WORK TO BE COMPLETED: Scan the listing for "Candida" and copy out each line that has it.

MATERIAL TO PROCESS:
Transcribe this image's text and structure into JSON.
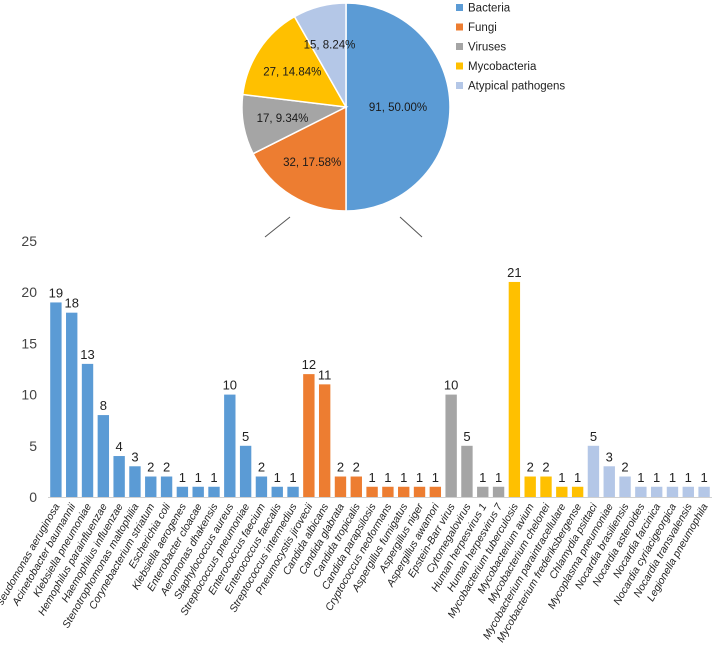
{
  "chart_data": [
    {
      "type": "pie",
      "title": "",
      "slices": [
        {
          "name": "Bacteria",
          "value": 91,
          "percent": "50.00%",
          "label": "91, 50.00%",
          "color": "#5B9BD5"
        },
        {
          "name": "Fungi",
          "value": 32,
          "percent": "17.58%",
          "label": "32, 17.58%",
          "color": "#ED7D31"
        },
        {
          "name": "Viruses",
          "value": 17,
          "percent": "9.34%",
          "label": "17, 9.34%",
          "color": "#A5A5A5"
        },
        {
          "name": "Mycobacteria",
          "value": 27,
          "percent": "14.84%",
          "label": "27, 14.84%",
          "color": "#FFC000"
        },
        {
          "name": "Atypical pathogens",
          "value": 15,
          "percent": "8.24%",
          "label": "15, 8.24%",
          "color": "#B4C7E7"
        }
      ],
      "legend_position": "right"
    },
    {
      "type": "bar",
      "title": "",
      "xlabel": "",
      "ylabel": "",
      "ylim": [
        0,
        25
      ],
      "yticks": [
        "0",
        "5",
        "10",
        "15",
        "20",
        "25"
      ],
      "grid": false,
      "categories": [
        "Pseudomonas aeruginosa",
        "Acinetobacter baumannii",
        "Klebsiella pneumoniae",
        "Hemophilus parainfluenzae",
        "Haemophilus influenzae",
        "Stenotrophomonas maltophilia",
        "Corynebacterium striatum",
        "Escherichia coli",
        "Klebsiella aerogenes",
        "Enterobacter cloacae",
        "Aeromonas dhakensis",
        "Staphylococcus aureus",
        "Streptococcus pneumoniae",
        "Enterococcus faecium",
        "Enterococcus faecalis",
        "Streptococcus intermedius",
        "Pneumocystis jirovecii",
        "Candida albicans",
        "Candida glabrata",
        "Candida tropicalis",
        "Candida parapsilosis",
        "Cryptococcus neoformans",
        "Aspergillus fumigatus",
        "Aspergillus niger",
        "Aspergillus awamori",
        "Epstein-Barr virus",
        "Cytomegalovirus",
        "Human herpesvirus 1",
        "Human herpesvirus 7",
        "Mycobacterium tuberculosis",
        "Mycobacterium avium",
        "Mycobacterium chelonei",
        "Mycobacterium paraintracellulare",
        "Mycobacterium frederiksbergense",
        "Chlamydia psittaci",
        "Mycoplasma pneumoniae",
        "Nocardia brasiliensis",
        "Nocardia asteroides",
        "Nocardia farcinica",
        "Nocardia cyriacigeorgica",
        "Nocardia transvalensis",
        "Legionella pneumophila"
      ],
      "values": [
        19,
        18,
        13,
        8,
        4,
        3,
        2,
        2,
        1,
        1,
        1,
        10,
        5,
        2,
        1,
        1,
        12,
        11,
        2,
        2,
        1,
        1,
        1,
        1,
        1,
        10,
        5,
        1,
        1,
        21,
        2,
        2,
        1,
        1,
        5,
        3,
        2,
        1,
        1,
        1,
        1,
        1
      ],
      "groups": [
        "Bacteria",
        "Bacteria",
        "Bacteria",
        "Bacteria",
        "Bacteria",
        "Bacteria",
        "Bacteria",
        "Bacteria",
        "Bacteria",
        "Bacteria",
        "Bacteria",
        "Bacteria",
        "Bacteria",
        "Bacteria",
        "Bacteria",
        "Bacteria",
        "Fungi",
        "Fungi",
        "Fungi",
        "Fungi",
        "Fungi",
        "Fungi",
        "Fungi",
        "Fungi",
        "Fungi",
        "Viruses",
        "Viruses",
        "Viruses",
        "Viruses",
        "Mycobacteria",
        "Mycobacteria",
        "Mycobacteria",
        "Mycobacteria",
        "Mycobacteria",
        "Atypical pathogens",
        "Atypical pathogens",
        "Atypical pathogens",
        "Atypical pathogens",
        "Atypical pathogens",
        "Atypical pathogens",
        "Atypical pathogens",
        "Atypical pathogens"
      ],
      "group_colors": {
        "Bacteria": "#5B9BD5",
        "Fungi": "#ED7D31",
        "Viruses": "#A5A5A5",
        "Mycobacteria": "#FFC000",
        "Atypical pathogens": "#B4C7E7"
      }
    }
  ]
}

SOLUTION TO THE EXERCISE:
        "Candida albicans",
        "Candida glabrata",
        "Candida tropicalis",
        "Candida parapsilosis",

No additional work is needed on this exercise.